Requirements> Locate the line containing "Decode this image", then please write out that line and all the lines below it in the entries exactly.

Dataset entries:
--

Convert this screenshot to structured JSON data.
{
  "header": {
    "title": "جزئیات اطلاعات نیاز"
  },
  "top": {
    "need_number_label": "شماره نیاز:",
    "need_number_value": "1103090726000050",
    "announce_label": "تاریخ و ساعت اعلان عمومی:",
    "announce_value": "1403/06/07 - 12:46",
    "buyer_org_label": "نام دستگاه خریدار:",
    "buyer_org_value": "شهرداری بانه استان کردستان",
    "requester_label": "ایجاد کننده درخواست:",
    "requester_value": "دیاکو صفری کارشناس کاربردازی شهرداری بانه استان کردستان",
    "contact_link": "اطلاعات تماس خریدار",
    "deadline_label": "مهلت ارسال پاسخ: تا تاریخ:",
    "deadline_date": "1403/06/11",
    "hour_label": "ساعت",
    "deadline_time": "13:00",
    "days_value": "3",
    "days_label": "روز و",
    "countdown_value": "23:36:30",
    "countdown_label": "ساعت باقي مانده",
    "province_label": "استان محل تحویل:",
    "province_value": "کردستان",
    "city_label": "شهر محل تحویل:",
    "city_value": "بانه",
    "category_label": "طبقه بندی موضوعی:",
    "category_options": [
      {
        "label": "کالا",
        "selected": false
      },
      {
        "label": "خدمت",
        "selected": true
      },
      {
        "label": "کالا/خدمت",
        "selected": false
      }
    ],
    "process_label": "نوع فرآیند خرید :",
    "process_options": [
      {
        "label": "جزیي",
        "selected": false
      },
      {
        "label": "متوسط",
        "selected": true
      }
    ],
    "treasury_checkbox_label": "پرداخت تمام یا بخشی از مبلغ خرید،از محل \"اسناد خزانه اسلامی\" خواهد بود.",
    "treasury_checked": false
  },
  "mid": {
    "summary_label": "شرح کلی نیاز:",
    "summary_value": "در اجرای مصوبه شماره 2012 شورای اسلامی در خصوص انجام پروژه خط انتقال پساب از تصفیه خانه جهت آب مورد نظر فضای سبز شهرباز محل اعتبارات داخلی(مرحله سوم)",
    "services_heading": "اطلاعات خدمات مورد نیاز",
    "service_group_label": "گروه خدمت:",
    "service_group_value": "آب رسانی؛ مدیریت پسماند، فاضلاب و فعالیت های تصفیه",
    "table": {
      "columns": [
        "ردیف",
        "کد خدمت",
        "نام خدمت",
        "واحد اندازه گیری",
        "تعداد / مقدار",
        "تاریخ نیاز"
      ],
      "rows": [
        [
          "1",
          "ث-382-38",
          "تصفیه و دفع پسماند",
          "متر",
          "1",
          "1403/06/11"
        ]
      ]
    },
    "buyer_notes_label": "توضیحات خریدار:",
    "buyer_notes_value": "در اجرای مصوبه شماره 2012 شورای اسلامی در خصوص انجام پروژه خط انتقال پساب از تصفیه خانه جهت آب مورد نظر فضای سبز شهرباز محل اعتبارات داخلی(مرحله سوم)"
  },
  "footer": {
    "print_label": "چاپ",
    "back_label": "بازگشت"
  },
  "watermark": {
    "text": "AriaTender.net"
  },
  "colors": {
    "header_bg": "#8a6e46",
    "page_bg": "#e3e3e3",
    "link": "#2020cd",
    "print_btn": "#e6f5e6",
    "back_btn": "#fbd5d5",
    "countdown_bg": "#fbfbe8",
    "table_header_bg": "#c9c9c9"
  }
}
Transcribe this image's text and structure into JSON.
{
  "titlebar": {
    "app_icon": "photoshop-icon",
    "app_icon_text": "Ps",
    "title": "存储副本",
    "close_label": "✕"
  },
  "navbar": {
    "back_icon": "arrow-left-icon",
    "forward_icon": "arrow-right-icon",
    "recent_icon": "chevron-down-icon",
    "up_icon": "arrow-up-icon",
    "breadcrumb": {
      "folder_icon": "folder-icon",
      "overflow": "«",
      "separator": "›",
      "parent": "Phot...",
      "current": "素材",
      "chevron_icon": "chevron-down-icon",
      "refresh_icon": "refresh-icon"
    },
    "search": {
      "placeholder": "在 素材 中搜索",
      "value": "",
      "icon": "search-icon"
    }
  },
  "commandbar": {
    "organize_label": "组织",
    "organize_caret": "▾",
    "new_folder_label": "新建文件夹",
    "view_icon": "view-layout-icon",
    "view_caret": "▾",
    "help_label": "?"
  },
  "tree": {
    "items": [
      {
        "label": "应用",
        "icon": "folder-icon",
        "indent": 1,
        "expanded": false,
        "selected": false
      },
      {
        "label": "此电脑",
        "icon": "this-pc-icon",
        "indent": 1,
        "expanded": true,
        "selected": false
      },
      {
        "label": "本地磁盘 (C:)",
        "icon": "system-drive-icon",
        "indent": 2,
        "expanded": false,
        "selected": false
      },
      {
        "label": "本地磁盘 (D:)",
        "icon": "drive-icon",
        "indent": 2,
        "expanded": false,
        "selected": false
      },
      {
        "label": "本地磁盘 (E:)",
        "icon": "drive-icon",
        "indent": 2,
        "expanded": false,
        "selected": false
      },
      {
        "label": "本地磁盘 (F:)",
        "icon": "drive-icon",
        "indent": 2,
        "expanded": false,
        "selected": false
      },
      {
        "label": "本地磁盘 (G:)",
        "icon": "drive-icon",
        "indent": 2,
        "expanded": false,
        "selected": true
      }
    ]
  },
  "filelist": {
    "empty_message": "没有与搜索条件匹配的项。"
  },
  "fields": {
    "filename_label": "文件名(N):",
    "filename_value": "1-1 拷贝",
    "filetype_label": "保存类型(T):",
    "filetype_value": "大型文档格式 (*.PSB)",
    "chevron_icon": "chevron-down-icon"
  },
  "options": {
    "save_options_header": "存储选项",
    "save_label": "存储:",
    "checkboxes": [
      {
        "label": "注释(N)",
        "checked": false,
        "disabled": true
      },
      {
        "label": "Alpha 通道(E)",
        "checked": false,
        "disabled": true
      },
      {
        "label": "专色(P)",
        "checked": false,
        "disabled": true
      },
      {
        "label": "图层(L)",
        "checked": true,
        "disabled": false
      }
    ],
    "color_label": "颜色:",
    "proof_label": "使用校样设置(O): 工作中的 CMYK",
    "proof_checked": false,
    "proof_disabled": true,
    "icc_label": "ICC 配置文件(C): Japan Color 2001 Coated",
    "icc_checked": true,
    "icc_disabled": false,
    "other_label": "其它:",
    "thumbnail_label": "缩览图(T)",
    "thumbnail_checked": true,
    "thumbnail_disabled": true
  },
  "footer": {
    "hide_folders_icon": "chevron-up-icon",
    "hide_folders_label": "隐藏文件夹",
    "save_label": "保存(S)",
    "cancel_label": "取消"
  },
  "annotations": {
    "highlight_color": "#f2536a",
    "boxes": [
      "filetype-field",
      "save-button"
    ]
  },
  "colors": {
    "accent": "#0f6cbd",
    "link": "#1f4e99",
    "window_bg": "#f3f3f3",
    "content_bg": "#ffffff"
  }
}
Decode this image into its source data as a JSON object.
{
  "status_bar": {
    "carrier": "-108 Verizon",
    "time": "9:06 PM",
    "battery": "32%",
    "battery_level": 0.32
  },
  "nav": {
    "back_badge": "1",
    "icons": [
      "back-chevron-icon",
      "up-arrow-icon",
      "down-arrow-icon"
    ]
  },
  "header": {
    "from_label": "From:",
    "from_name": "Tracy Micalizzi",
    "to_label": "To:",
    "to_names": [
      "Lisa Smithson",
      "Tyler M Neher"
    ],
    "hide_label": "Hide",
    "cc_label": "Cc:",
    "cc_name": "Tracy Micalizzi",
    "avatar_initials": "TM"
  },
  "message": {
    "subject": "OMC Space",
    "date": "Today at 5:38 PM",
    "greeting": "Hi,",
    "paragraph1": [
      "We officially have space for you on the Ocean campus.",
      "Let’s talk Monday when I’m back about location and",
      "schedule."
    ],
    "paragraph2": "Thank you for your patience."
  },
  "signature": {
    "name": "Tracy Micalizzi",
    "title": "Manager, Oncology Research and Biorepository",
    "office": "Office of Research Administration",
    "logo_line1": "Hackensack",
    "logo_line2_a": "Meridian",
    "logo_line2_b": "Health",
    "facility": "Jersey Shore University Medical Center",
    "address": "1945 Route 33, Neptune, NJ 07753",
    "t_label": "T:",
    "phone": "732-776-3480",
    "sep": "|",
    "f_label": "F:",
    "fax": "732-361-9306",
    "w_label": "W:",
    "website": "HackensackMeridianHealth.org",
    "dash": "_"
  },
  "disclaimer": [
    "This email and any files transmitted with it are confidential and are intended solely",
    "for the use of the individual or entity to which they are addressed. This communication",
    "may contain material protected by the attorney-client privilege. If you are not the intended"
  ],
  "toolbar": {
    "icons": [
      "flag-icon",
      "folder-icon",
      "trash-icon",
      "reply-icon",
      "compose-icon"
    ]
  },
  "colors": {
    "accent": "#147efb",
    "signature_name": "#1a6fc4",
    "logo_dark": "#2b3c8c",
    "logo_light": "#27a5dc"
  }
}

--

Solution to the exercise>
Decode this image into its source data as a JSON object.
{
  "status_bar": {
    "carrier": "-108 Verizon",
    "time": "9:06 PM",
    "battery": "32%",
    "battery_level": 0.32
  },
  "nav": {
    "back_badge": "1",
    "icons": [
      "back-chevron-icon",
      "up-arrow-icon",
      "down-arrow-icon"
    ]
  },
  "header": {
    "from_label": "From:",
    "from_name": "Tracy Micalizzi",
    "to_label": "To:",
    "to_names": [
      "Lisa Smithson",
      "Tyler M Neher"
    ],
    "hide_label": "Hide",
    "cc_label": "Cc:",
    "cc_name": "Tracy Micalizzi",
    "avatar_initials": "TM"
  },
  "message": {
    "subject": "OMC Space",
    "date": "Today at 5:38 PM",
    "greeting": "Hi,",
    "paragraph1": [
      "We officially have space for you on the Ocean campus.",
      "Let’s talk Monday when I’m back about location and",
      "schedule."
    ],
    "paragraph2": "Thank you for your patience."
  },
  "signature": {
    "name": "Tracy Micalizzi",
    "title": "Manager, Oncology Research and Biorepository",
    "office": "Office of Research Administration",
    "logo_line1": "Hackensack",
    "logo_line2_a": "Meridian",
    "logo_line2_b": "Health",
    "facility": "Jersey Shore University Medical Center",
    "address": "1945 Route 33, Neptune, NJ 07753",
    "t_label": "T:",
    "phone": "732-776-3480",
    "sep": "|",
    "f_label": "F:",
    "fax": "732-361-9306",
    "w_label": "W:",
    "website": "HackensackMeridianHealth.org",
    "dash": "_"
  },
  "disclaimer": [
    "This email and any files transmitted with it are confidential and are intended solely",
    "for the use of the individual or entity to which they are addressed. This communication",
    "may contain material protected by the attorney-client privilege. If you are not the intended"
  ],
  "toolbar": {
    "icons": [
      "flag-icon",
      "folder-icon",
      "trash-icon",
      "reply-icon",
      "compose-icon"
    ]
  },
  "colors": {
    "accent": "#147efb",
    "signature_name": "#1a6fc4",
    "logo_dark": "#2b3c8c",
    "logo_light": "#27a5dc"
  }
}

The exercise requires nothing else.